[EXERCISE PROMPT]: What follows is a listing; give it again exactly, in its entirety.

[DATA EXTRACT]:
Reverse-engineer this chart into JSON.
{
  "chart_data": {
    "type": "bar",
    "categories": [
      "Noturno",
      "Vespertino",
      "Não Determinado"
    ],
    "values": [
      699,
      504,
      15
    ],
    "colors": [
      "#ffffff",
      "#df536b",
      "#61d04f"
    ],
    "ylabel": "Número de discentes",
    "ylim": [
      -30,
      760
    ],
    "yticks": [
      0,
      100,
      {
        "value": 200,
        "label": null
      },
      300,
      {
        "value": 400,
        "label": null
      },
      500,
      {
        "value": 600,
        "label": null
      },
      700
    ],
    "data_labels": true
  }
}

[RESULT]:
Reverse-engineer this chart into JSON.
{
  "chart_data": {
    "type": "bar",
    "categories": [
      "Noturno",
      "Vespertino",
      "Não Determinado"
    ],
    "values": [
      699,
      504,
      15
    ],
    "colors": [
      "#ffffff",
      "#df536b",
      "#61d04f"
    ],
    "ylabel": "Número de discentes",
    "ylim": [
      -30,
      760
    ],
    "yticks": [
      0,
      100,
      {
        "value": 200,
        "label": null
      },
      300,
      {
        "value": 400,
        "label": null
      },
      500,
      {
        "value": 600,
        "label": null
      },
      700
    ],
    "data_labels": true
  }
}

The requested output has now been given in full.